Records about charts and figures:
—————
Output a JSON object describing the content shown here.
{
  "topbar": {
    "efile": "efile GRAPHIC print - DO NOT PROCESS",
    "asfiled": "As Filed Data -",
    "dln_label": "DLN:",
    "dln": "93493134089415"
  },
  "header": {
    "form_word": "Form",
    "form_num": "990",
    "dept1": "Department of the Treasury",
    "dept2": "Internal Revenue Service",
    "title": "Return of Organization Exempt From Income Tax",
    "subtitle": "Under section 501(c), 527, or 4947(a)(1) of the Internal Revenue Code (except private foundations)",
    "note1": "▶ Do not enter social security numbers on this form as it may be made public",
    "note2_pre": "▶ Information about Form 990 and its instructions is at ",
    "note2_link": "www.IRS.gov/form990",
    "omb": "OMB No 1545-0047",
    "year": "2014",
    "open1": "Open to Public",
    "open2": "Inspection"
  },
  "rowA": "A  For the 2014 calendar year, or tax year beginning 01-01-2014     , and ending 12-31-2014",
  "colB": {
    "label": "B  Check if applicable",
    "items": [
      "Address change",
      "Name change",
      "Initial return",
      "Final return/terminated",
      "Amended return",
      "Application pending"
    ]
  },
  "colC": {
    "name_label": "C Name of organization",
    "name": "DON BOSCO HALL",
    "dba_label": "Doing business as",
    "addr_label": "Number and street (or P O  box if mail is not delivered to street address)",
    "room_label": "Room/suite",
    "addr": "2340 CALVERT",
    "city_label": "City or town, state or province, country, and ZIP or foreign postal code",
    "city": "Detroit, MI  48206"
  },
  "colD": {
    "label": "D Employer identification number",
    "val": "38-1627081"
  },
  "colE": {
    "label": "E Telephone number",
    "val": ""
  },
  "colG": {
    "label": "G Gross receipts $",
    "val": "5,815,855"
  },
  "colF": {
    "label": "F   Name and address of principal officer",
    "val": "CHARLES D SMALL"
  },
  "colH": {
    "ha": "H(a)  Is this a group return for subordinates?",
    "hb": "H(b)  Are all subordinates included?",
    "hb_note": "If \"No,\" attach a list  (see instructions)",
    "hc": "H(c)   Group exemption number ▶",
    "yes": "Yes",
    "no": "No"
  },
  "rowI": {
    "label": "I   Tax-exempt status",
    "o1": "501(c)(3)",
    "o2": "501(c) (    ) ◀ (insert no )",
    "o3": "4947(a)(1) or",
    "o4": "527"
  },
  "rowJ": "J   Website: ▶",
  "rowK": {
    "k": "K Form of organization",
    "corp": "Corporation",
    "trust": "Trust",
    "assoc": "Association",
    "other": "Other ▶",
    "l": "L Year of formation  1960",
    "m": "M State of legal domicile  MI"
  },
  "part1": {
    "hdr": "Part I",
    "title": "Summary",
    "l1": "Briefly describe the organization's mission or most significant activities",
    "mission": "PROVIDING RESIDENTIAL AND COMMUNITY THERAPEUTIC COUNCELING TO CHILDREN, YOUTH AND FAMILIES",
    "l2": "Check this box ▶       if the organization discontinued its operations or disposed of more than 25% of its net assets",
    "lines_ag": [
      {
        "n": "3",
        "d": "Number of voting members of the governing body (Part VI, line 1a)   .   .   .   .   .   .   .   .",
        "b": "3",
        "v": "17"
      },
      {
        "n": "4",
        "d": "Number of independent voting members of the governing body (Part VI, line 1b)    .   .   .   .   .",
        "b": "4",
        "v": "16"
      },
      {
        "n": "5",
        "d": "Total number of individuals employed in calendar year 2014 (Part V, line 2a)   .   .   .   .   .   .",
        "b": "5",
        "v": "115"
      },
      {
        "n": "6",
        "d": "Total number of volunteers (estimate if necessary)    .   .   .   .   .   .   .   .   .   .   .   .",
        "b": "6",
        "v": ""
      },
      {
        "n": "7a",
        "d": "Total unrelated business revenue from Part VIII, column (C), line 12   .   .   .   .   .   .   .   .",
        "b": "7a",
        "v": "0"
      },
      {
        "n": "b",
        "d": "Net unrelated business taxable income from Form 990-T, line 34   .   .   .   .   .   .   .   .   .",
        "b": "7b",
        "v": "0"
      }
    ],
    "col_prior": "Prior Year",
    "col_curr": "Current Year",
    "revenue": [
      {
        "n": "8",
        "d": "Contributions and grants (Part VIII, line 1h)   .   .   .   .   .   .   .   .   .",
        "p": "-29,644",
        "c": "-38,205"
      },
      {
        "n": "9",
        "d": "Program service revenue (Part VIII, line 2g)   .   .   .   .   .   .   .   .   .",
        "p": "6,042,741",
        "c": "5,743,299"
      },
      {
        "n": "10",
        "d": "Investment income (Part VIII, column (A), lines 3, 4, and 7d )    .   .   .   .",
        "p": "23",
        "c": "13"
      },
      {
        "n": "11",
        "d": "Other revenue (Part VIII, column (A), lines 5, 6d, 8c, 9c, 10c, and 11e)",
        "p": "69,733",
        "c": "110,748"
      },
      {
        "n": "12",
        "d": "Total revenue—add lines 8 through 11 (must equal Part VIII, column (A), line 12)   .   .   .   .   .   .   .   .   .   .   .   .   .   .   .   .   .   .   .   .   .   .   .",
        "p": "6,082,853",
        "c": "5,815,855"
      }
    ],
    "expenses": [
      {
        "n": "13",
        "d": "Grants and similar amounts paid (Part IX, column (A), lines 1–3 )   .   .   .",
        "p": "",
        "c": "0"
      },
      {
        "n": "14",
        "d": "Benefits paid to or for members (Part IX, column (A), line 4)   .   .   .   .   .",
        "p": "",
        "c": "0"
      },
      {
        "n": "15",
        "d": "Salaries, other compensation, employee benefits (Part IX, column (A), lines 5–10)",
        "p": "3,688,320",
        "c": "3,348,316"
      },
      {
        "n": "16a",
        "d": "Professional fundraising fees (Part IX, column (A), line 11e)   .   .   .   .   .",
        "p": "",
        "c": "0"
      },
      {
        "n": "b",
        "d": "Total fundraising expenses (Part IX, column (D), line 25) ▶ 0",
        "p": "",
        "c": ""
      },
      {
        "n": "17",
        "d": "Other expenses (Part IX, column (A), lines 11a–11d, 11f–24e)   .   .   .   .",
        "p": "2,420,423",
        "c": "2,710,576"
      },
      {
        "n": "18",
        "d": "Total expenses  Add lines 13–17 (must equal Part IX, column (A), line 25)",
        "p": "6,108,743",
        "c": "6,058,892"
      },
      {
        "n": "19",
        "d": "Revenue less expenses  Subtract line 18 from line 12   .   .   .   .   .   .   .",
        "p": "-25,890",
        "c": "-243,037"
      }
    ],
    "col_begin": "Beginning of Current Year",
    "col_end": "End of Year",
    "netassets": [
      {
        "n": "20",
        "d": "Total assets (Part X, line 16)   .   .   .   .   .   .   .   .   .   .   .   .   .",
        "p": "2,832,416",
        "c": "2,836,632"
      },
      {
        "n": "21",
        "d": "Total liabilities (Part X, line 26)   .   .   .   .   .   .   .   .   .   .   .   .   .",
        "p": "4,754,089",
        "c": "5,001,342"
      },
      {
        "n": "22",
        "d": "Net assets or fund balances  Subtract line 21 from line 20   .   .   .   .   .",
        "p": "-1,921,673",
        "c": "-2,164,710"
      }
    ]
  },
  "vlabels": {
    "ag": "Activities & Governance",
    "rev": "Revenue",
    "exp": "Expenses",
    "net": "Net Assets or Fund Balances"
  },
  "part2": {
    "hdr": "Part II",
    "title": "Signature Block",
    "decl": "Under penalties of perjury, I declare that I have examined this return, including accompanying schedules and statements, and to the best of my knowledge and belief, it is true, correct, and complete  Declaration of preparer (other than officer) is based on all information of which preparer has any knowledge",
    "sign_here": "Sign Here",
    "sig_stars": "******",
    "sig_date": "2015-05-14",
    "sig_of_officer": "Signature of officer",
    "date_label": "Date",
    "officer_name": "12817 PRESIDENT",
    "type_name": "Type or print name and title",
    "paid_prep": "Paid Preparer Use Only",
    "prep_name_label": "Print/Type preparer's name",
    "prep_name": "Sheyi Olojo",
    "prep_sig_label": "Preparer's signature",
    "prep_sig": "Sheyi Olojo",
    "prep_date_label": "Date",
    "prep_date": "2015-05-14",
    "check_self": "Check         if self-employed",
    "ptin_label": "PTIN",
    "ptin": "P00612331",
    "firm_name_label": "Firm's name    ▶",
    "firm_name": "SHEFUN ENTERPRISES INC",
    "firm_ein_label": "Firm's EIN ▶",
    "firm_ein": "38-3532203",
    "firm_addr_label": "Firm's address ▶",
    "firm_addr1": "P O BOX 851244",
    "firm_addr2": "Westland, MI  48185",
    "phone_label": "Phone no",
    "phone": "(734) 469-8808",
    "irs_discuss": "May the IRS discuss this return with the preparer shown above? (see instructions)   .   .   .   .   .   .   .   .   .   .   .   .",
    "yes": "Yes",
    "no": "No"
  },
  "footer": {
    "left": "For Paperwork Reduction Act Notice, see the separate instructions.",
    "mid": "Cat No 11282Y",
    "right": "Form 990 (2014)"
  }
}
—————
» What you need to do: Your answer should be only a number: how many lines of the data above contain the string "shown"?

» Output: 2